Set exercise> Count, in the entries, the lines with "likes". Answer with the number only.

Supplied material>
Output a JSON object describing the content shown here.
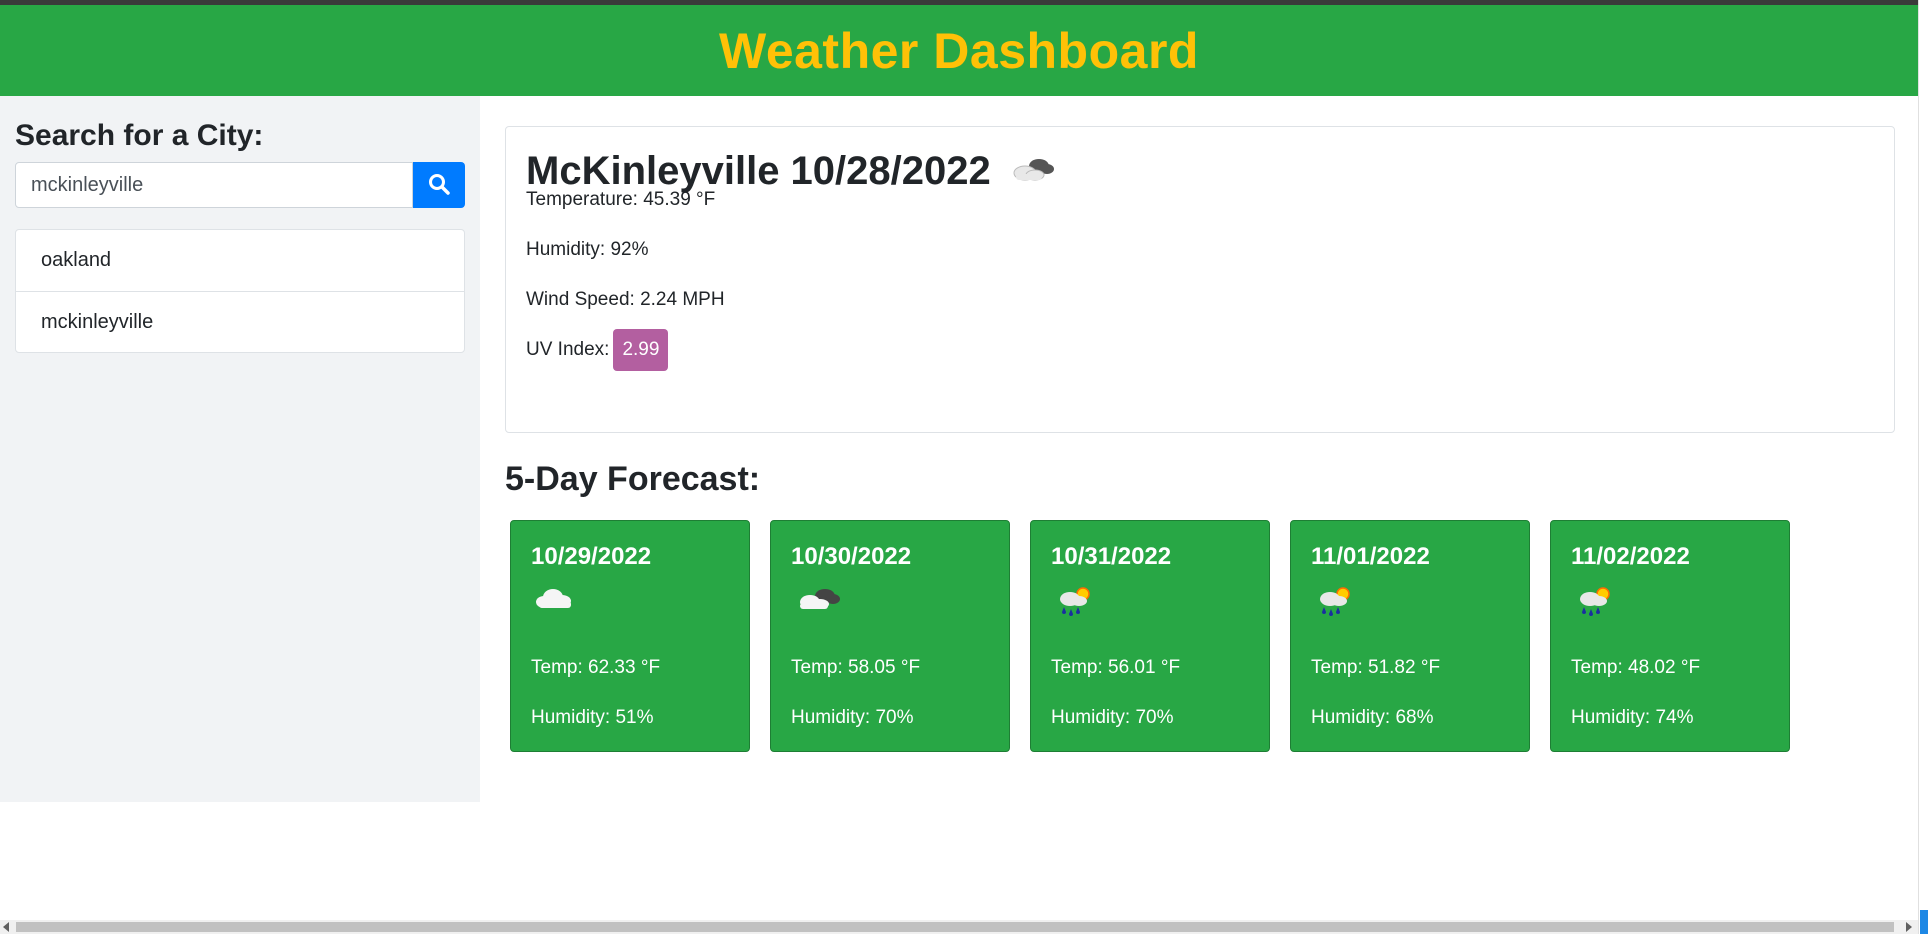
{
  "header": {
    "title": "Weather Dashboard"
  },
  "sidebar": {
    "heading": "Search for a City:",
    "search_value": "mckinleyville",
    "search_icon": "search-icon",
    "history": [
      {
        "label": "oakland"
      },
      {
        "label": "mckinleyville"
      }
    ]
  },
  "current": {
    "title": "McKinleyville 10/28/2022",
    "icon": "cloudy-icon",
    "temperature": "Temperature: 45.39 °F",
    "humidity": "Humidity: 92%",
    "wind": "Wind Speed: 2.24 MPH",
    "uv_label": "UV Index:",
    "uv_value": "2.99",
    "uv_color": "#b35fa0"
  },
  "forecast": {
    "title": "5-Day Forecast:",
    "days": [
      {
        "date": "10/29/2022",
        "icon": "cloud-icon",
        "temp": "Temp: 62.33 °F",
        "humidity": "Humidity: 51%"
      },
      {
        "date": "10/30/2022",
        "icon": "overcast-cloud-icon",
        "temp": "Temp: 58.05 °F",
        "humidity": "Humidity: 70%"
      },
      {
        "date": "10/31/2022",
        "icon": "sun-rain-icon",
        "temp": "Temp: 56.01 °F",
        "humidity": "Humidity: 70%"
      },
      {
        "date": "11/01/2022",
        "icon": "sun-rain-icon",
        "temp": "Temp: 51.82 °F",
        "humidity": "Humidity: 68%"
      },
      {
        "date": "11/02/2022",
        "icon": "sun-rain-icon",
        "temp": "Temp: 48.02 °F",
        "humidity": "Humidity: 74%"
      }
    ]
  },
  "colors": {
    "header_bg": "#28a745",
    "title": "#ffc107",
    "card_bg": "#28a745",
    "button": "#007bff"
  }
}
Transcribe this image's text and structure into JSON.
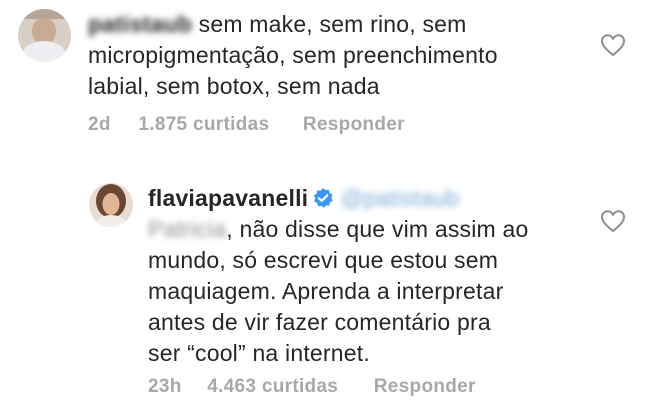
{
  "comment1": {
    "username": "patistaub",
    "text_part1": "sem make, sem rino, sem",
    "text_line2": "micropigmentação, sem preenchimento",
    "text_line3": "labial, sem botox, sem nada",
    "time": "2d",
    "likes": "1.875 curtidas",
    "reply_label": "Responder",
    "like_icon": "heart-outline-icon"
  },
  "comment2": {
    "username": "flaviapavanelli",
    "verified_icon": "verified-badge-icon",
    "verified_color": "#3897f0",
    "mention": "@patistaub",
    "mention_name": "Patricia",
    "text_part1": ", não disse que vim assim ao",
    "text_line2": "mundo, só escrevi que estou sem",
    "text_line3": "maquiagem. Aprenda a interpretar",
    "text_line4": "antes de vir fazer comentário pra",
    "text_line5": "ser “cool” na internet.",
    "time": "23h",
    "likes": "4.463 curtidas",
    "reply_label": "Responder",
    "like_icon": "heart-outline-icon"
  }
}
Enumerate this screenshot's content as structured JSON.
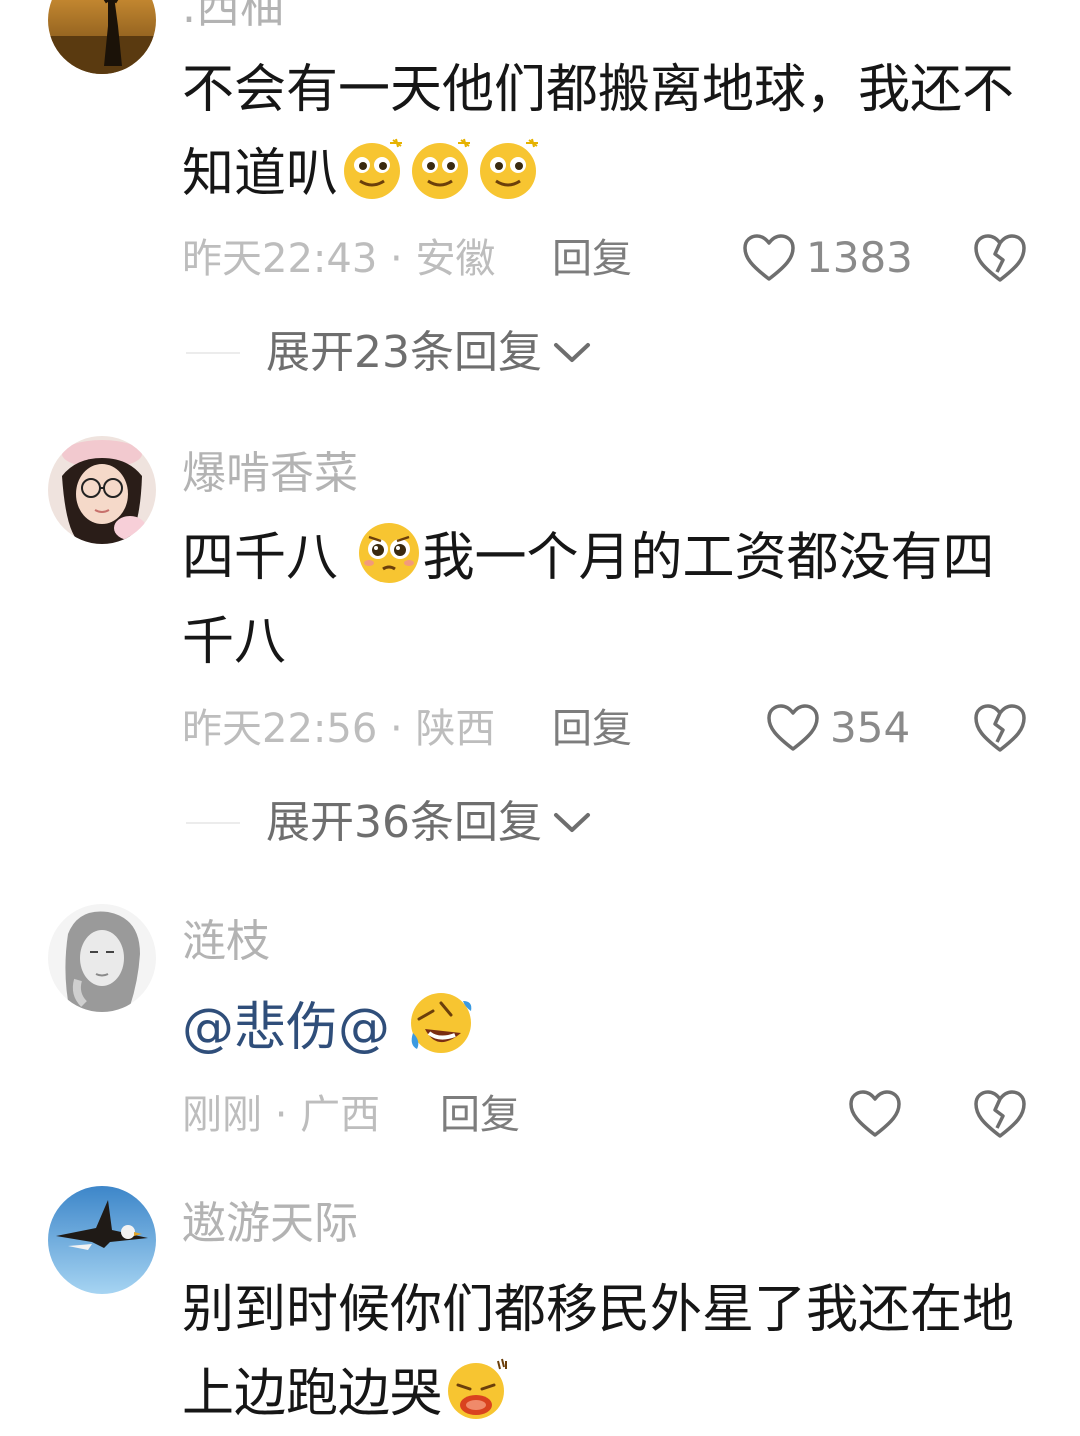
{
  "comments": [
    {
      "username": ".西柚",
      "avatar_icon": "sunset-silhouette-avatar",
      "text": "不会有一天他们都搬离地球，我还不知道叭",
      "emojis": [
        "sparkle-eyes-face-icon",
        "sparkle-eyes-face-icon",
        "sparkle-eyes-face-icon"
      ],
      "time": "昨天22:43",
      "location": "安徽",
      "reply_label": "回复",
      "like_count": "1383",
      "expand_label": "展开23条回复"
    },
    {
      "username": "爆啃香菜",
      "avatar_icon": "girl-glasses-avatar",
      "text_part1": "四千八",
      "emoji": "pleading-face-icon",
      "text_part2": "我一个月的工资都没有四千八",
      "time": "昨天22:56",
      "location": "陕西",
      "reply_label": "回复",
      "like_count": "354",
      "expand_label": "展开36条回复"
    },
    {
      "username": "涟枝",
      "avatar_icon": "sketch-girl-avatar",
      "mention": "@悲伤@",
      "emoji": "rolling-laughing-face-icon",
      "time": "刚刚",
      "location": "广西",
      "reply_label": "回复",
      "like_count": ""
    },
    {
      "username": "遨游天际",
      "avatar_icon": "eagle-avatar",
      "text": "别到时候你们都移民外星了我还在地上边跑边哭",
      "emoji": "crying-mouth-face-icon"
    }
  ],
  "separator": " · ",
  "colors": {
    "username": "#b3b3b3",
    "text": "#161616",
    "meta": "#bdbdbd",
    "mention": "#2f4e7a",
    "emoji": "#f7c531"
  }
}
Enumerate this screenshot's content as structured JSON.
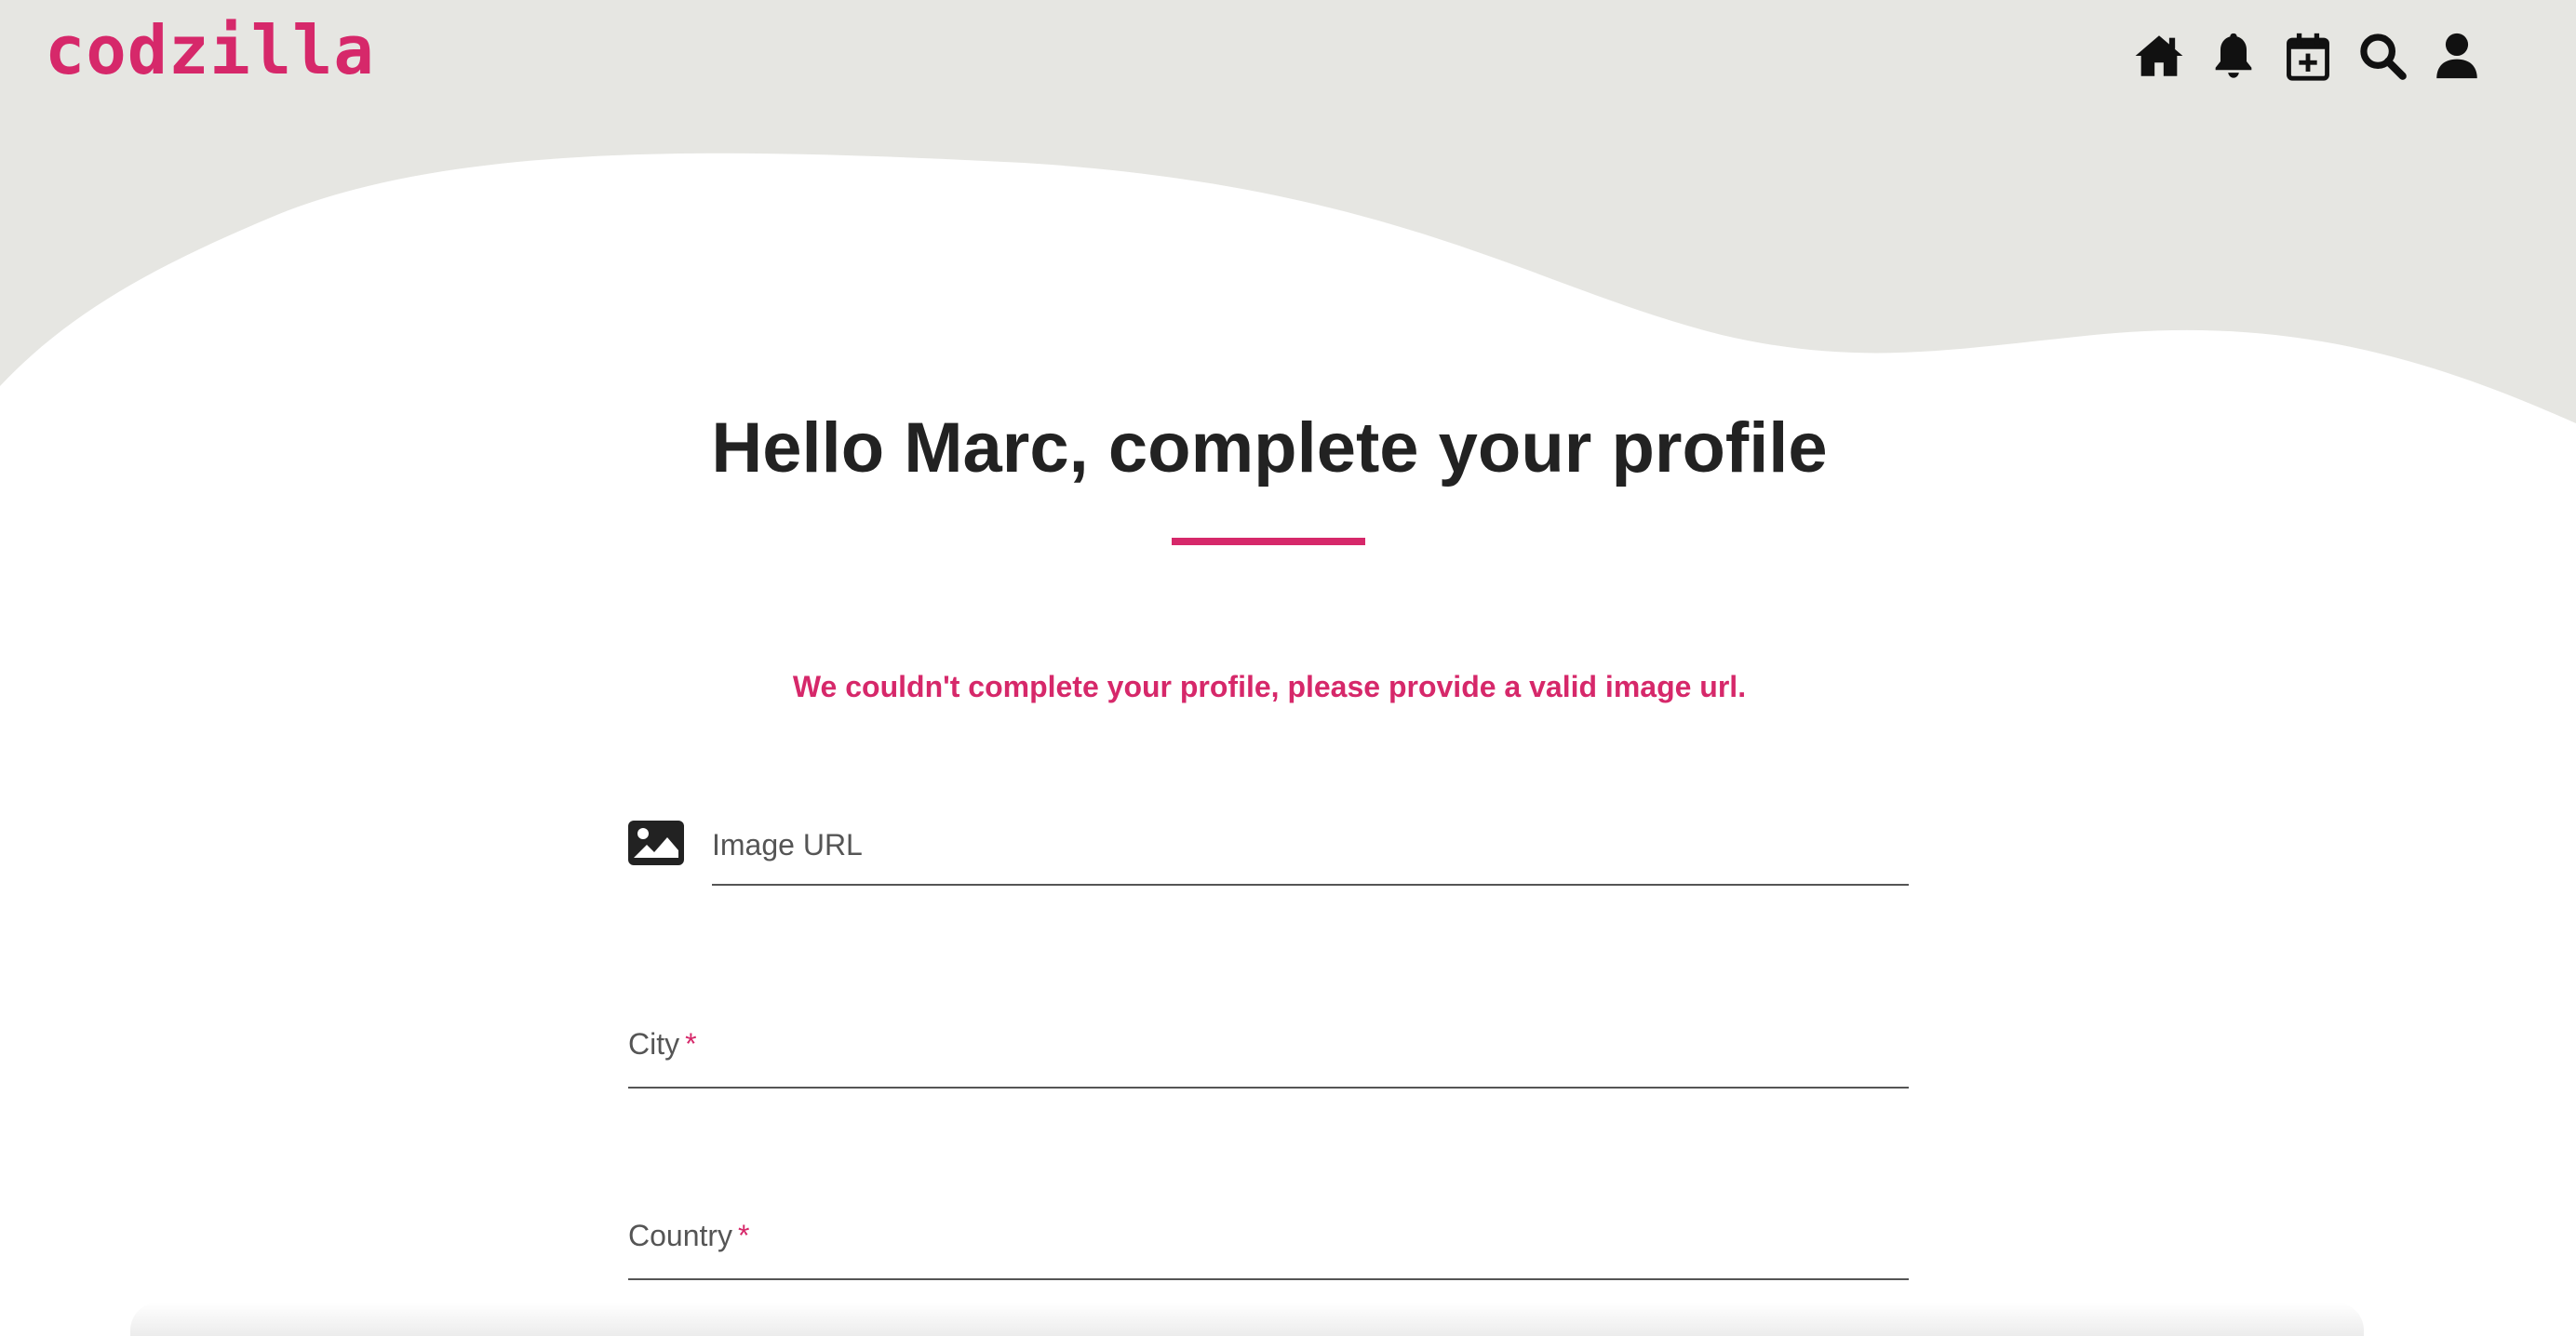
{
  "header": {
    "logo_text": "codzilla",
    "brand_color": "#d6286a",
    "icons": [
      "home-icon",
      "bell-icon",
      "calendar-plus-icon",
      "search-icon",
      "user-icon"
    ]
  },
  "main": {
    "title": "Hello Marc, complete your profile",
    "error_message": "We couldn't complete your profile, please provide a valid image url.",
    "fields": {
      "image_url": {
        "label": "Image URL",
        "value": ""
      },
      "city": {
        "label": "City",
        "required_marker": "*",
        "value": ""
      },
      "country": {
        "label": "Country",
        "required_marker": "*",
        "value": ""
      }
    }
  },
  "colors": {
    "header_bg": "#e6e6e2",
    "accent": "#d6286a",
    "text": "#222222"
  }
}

Result of the task> 2